WHAT YOU WILL DO
Starting at the line that contains "Serialize everything readable", reproduce every line through the end of the entries below, with no pictures in the copy.

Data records
══════

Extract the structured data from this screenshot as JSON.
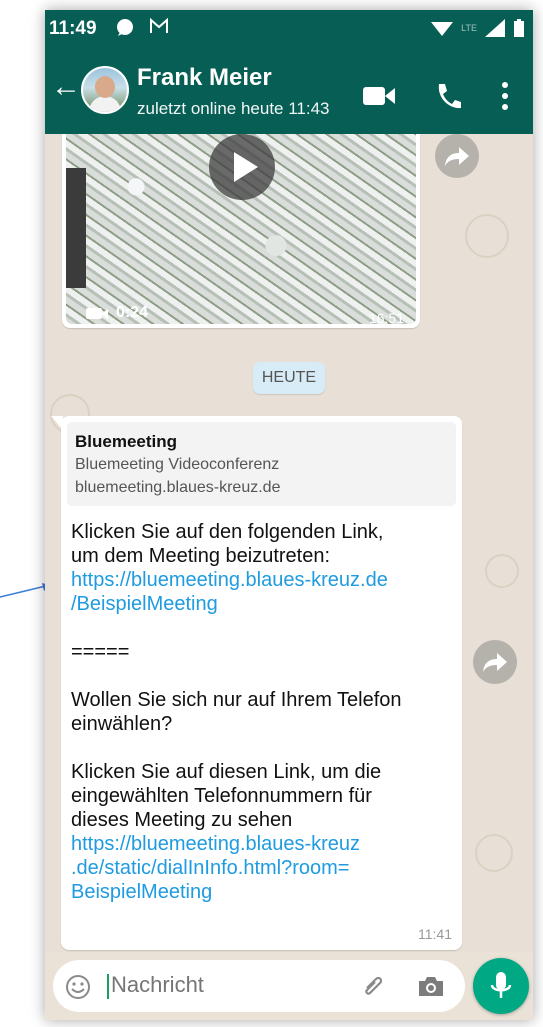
{
  "status_bar": {
    "time": "11:49",
    "network": "LTE"
  },
  "header": {
    "contact_name": "Frank Meier",
    "last_seen": "zuletzt online heute 11:43"
  },
  "video_message": {
    "duration": "0:24",
    "time": "16:51"
  },
  "date_divider": "HEUTE",
  "link_preview": {
    "title": "Bluemeeting",
    "description": "Bluemeeting Videoconferenz",
    "domain": "bluemeeting.blaues-kreuz.de"
  },
  "message": {
    "intro_1": "Klicken Sie auf den folgenden Link,",
    "intro_2": "um dem Meeting beizutreten:",
    "link1_a": "https://bluemeeting.blaues-kreuz.de",
    "link1_b": "/BeispielMeeting",
    "separator": "=====",
    "phone_q1": "Wollen Sie sich nur auf Ihrem Telefon",
    "phone_q2": "einwählen?",
    "dial_1": "Klicken Sie auf diesen Link, um die",
    "dial_2": "eingewählten Telefonnummern für",
    "dial_3": "dieses Meeting zu sehen",
    "link2_a": "https://bluemeeting.blaues-kreuz",
    "link2_b": ".de/static/dialInInfo.html?room=",
    "link2_c": "BeispielMeeting",
    "time": "11:41"
  },
  "composer": {
    "placeholder": "Nachricht"
  },
  "colors": {
    "header": "#075e54",
    "link": "#1e9be1",
    "mic": "#00a884",
    "date_chip": "#d7ecf6"
  }
}
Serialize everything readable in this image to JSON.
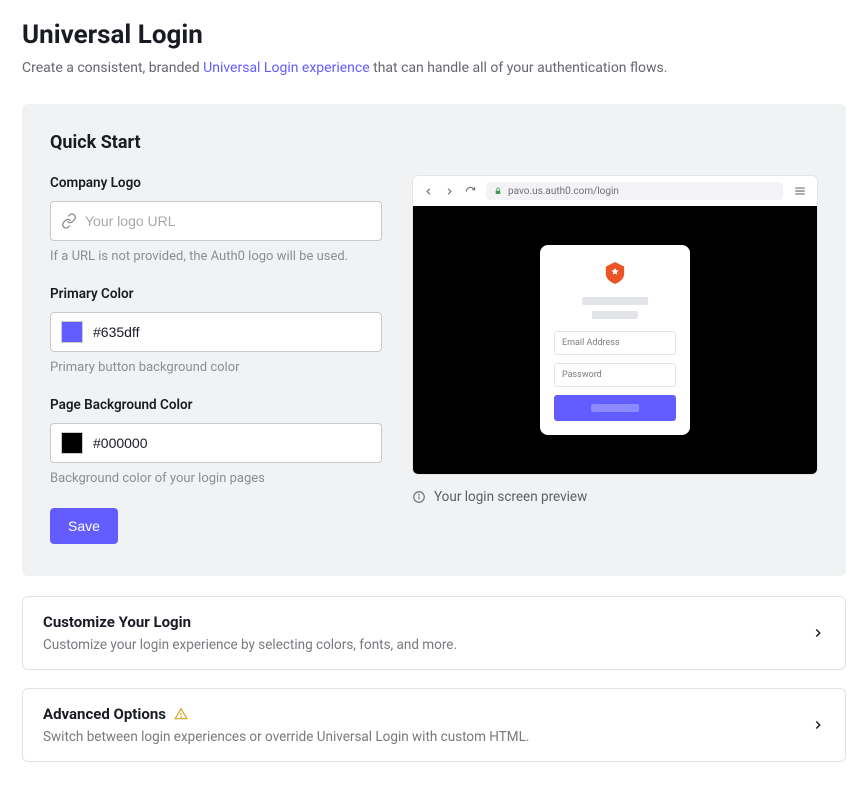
{
  "page": {
    "title": "Universal Login",
    "sub_pre": "Create a consistent, branded ",
    "sub_link": "Universal Login experience",
    "sub_post": " that can handle all of your authentication flows."
  },
  "quickstart": {
    "heading": "Quick Start",
    "logo": {
      "label": "Company Logo",
      "placeholder": "Your logo URL",
      "help": "If a URL is not provided, the Auth0 logo will be used."
    },
    "primary": {
      "label": "Primary Color",
      "value": "#635dff",
      "help": "Primary button background color"
    },
    "background": {
      "label": "Page Background Color",
      "value": "#000000",
      "help": "Background color of your login pages"
    },
    "save_label": "Save"
  },
  "preview": {
    "url": "pavo.us.auth0.com/login",
    "email_ph": "Email Address",
    "pw_ph": "Password",
    "caption": "Your login screen preview"
  },
  "rows": {
    "customize": {
      "title": "Customize Your Login",
      "desc": "Customize your login experience by selecting colors, fonts, and more."
    },
    "advanced": {
      "title": "Advanced Options",
      "desc": "Switch between login experiences or override Universal Login with custom HTML."
    }
  },
  "colors": {
    "primary": "#635dff",
    "bg": "#000000",
    "auth0_orange": "#eb5424"
  }
}
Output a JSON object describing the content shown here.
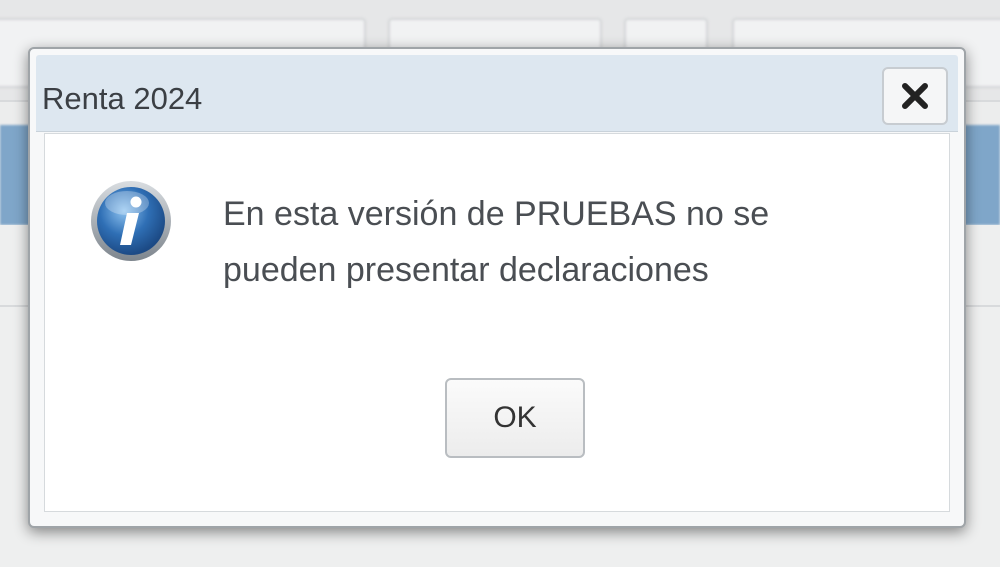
{
  "dialog": {
    "title": "Renta 2024",
    "message_line1": "En esta versión de PRUEBAS no se",
    "message_line2": "pueden presentar declaraciones",
    "ok_label": "OK",
    "icon": "info-icon",
    "close_icon": "close-icon"
  },
  "colors": {
    "titlebar": "#dde7f0",
    "info_blue": "#2f6fb5",
    "background_stripe": "#7fa6c9"
  }
}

══════

COMPLETE RESPONSE
Serialize everything readable in this image to JSON.
{
  "page": {
    "title": "Universal Login",
    "sub_pre": "Create a consistent, branded ",
    "sub_link": "Universal Login experience",
    "sub_post": " that can handle all of your authentication flows."
  },
  "quickstart": {
    "heading": "Quick Start",
    "logo": {
      "label": "Company Logo",
      "placeholder": "Your logo URL",
      "help": "If a URL is not provided, the Auth0 logo will be used."
    },
    "primary": {
      "label": "Primary Color",
      "value": "#635dff",
      "help": "Primary button background color"
    },
    "background": {
      "label": "Page Background Color",
      "value": "#000000",
      "help": "Background color of your login pages"
    },
    "save_label": "Save"
  },
  "preview": {
    "url": "pavo.us.auth0.com/login",
    "email_ph": "Email Address",
    "pw_ph": "Password",
    "caption": "Your login screen preview"
  },
  "rows": {
    "customize": {
      "title": "Customize Your Login",
      "desc": "Customize your login experience by selecting colors, fonts, and more."
    },
    "advanced": {
      "title": "Advanced Options",
      "desc": "Switch between login experiences or override Universal Login with custom HTML."
    }
  },
  "colors": {
    "primary": "#635dff",
    "bg": "#000000",
    "auth0_orange": "#eb5424"
  }
}
Output a JSON object describing the content shown here.
{
  "dialog": {
    "title": "Renta 2024",
    "message_line1": "En esta versión de PRUEBAS no se",
    "message_line2": "pueden presentar declaraciones",
    "ok_label": "OK",
    "icon": "info-icon",
    "close_icon": "close-icon"
  },
  "colors": {
    "titlebar": "#dde7f0",
    "info_blue": "#2f6fb5",
    "background_stripe": "#7fa6c9"
  }
}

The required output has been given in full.